**Work to complete**
Retype every line of the records below verbatim, character for character.

++++

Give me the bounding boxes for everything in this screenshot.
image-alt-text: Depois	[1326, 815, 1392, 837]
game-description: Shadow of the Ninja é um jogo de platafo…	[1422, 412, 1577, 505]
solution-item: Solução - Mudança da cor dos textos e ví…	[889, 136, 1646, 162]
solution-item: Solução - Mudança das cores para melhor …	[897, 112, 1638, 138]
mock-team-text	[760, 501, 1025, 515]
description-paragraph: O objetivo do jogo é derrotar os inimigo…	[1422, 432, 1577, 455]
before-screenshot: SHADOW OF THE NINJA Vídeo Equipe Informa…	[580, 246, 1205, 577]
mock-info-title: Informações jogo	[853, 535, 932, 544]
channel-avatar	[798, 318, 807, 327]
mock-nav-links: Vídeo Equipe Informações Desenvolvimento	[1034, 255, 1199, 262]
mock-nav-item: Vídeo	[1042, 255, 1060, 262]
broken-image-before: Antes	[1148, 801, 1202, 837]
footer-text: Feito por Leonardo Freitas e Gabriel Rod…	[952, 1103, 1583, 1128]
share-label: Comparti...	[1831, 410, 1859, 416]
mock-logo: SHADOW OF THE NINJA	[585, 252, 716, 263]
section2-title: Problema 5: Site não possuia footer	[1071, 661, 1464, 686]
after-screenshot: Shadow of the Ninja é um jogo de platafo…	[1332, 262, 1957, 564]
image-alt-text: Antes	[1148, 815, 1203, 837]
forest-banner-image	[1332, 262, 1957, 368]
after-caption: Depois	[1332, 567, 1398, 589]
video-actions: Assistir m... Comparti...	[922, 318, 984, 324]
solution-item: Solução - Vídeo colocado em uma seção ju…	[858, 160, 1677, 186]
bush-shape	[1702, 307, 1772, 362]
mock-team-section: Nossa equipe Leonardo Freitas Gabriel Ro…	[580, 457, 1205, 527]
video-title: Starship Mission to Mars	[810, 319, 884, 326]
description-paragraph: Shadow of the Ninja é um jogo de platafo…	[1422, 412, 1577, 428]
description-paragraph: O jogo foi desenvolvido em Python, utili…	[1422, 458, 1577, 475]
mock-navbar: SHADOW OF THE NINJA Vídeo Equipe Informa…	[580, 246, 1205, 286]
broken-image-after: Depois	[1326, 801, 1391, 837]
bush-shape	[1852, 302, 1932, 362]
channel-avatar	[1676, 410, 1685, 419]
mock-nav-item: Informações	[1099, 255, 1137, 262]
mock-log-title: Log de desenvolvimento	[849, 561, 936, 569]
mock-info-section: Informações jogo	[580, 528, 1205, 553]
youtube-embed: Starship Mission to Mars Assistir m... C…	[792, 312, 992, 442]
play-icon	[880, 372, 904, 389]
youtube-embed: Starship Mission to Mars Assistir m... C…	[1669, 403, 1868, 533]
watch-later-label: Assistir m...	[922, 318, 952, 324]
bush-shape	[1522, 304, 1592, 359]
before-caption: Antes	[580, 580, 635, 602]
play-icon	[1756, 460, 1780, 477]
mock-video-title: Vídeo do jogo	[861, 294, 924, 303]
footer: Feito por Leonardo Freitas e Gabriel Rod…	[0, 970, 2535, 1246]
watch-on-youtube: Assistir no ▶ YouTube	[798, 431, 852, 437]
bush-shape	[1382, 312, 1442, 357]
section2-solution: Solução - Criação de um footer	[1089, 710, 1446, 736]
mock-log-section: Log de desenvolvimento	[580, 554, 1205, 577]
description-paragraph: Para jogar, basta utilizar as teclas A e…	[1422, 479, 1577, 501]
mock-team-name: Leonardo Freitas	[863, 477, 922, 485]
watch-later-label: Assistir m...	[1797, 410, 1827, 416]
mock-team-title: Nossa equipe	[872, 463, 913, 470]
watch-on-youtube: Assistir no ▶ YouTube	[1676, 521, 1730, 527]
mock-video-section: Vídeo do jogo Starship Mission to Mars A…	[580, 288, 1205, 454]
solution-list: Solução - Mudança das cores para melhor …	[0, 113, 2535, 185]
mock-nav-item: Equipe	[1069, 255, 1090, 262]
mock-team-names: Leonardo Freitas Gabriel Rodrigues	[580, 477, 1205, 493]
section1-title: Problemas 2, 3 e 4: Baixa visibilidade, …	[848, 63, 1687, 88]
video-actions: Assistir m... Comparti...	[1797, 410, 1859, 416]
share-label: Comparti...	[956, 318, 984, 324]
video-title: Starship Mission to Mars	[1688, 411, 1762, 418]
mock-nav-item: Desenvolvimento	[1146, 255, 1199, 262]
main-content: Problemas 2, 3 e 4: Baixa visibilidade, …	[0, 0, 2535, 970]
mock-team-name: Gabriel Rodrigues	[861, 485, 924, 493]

++++

**Written response**
Give me the bounding boxes for everything in this screenshot.
image-alt-text: Depois	[1326, 815, 1392, 837]
game-description: Shadow of the Ninja é um jogo de platafo…	[1422, 412, 1577, 505]
solution-item: Solução - Mudança da cor dos textos e ví…	[889, 136, 1646, 162]
solution-item: Solução - Mudança das cores para melhor …	[897, 112, 1638, 138]
mock-team-text	[760, 501, 1025, 515]
description-paragraph: O objetivo do jogo é derrotar os inimigo…	[1422, 432, 1577, 455]
before-screenshot: SHADOW OF THE NINJA Vídeo Equipe Informa…	[580, 246, 1205, 577]
mock-info-title: Informações jogo	[853, 535, 932, 544]
channel-avatar	[798, 318, 807, 327]
mock-nav-links: Vídeo Equipe Informações Desenvolvimento	[1034, 255, 1199, 262]
mock-nav-item: Vídeo	[1042, 255, 1060, 262]
broken-image-before: Antes	[1148, 801, 1202, 837]
footer-text: Feito por Leonardo Freitas e Gabriel Rod…	[952, 1103, 1583, 1128]
share-label: Comparti...	[1831, 410, 1859, 416]
mock-logo: SHADOW OF THE NINJA	[585, 252, 716, 263]
section2-title: Problema 5: Site não possuia footer	[1071, 661, 1464, 686]
after-screenshot: Shadow of the Ninja é um jogo de platafo…	[1332, 262, 1957, 564]
image-alt-text: Antes	[1148, 815, 1203, 837]
forest-banner-image	[1332, 262, 1957, 368]
after-caption: Depois	[1332, 567, 1398, 589]
video-actions: Assistir m... Comparti...	[922, 318, 984, 324]
solution-item: Solução - Vídeo colocado em uma seção ju…	[858, 160, 1677, 186]
bush-shape	[1702, 307, 1772, 362]
mock-team-section: Nossa equipe Leonardo Freitas Gabriel Ro…	[580, 457, 1205, 527]
video-title: Starship Mission to Mars	[810, 319, 884, 326]
description-paragraph: Shadow of the Ninja é um jogo de platafo…	[1422, 412, 1577, 428]
description-paragraph: O jogo foi desenvolvido em Python, utili…	[1422, 458, 1577, 475]
mock-navbar: SHADOW OF THE NINJA Vídeo Equipe Informa…	[580, 246, 1205, 286]
broken-image-after: Depois	[1326, 801, 1391, 837]
bush-shape	[1852, 302, 1932, 362]
channel-avatar	[1676, 410, 1685, 419]
mock-nav-item: Informações	[1099, 255, 1137, 262]
mock-log-title: Log de desenvolvimento	[849, 561, 936, 569]
mock-info-section: Informações jogo	[580, 528, 1205, 553]
youtube-embed: Starship Mission to Mars Assistir m... C…	[792, 312, 992, 442]
play-icon	[880, 372, 904, 389]
youtube-embed: Starship Mission to Mars Assistir m... C…	[1669, 403, 1868, 533]
watch-later-label: Assistir m...	[922, 318, 952, 324]
bush-shape	[1522, 304, 1592, 359]
before-caption: Antes	[580, 580, 635, 602]
play-icon	[1756, 460, 1780, 477]
mock-video-title: Vídeo do jogo	[861, 294, 924, 303]
footer: Feito por Leonardo Freitas e Gabriel Rod…	[0, 970, 2535, 1246]
watch-on-youtube: Assistir no ▶ YouTube	[798, 431, 852, 437]
bush-shape	[1382, 312, 1442, 357]
section2-solution: Solução - Criação de um footer	[1089, 710, 1446, 736]
mock-log-section: Log de desenvolvimento	[580, 554, 1205, 577]
description-paragraph: Para jogar, basta utilizar as teclas A e…	[1422, 479, 1577, 501]
mock-team-name: Leonardo Freitas	[863, 477, 922, 485]
watch-later-label: Assistir m...	[1797, 410, 1827, 416]
mock-team-title: Nossa equipe	[872, 463, 913, 470]
watch-on-youtube: Assistir no ▶ YouTube	[1676, 521, 1730, 527]
mock-video-section: Vídeo do jogo Starship Mission to Mars A…	[580, 288, 1205, 454]
solution-list: Solução - Mudança das cores para melhor …	[0, 113, 2535, 185]
mock-nav-item: Equipe	[1069, 255, 1090, 262]
mock-team-names: Leonardo Freitas Gabriel Rodrigues	[580, 477, 1205, 493]
section1-title: Problemas 2, 3 e 4: Baixa visibilidade, …	[848, 63, 1687, 88]
video-actions: Assistir m... Comparti...	[1797, 410, 1859, 416]
share-label: Comparti...	[956, 318, 984, 324]
video-title: Starship Mission to Mars	[1688, 411, 1762, 418]
mock-nav-item: Desenvolvimento	[1146, 255, 1199, 262]
main-content: Problemas 2, 3 e 4: Baixa visibilidade, …	[0, 0, 2535, 970]
mock-team-name: Gabriel Rodrigues	[861, 485, 924, 493]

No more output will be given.